Identify each line in the records below that contains the word "name", and copy it.
§
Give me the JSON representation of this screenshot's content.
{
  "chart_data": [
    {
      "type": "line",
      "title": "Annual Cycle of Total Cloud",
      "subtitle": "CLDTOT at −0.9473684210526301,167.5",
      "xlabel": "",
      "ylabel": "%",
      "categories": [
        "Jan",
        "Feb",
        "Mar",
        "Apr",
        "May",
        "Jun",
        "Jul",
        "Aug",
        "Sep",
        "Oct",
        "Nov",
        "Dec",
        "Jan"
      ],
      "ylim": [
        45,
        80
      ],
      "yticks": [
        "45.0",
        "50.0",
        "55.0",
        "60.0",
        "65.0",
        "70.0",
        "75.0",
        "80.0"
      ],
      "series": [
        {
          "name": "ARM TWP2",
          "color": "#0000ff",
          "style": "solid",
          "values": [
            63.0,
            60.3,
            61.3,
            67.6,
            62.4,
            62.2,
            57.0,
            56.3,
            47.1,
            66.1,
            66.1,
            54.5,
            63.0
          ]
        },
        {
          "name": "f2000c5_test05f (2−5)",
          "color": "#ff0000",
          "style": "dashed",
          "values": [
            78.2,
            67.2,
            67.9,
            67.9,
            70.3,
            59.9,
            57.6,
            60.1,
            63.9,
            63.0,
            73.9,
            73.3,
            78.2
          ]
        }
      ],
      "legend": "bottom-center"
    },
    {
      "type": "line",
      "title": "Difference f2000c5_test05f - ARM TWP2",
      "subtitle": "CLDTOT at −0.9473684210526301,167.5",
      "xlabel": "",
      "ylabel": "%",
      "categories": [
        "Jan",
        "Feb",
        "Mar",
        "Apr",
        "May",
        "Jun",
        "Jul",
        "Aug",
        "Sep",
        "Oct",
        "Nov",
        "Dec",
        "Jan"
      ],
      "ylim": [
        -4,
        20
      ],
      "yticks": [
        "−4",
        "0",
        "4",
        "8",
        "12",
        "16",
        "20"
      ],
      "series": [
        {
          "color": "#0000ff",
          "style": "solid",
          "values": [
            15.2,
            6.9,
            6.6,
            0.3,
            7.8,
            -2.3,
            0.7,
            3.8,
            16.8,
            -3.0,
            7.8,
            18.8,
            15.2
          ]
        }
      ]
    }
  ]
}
§
▸ **Task answer**
          "name": "ARM TWP2",
          "name": "f2000c5_test05f (2−5)",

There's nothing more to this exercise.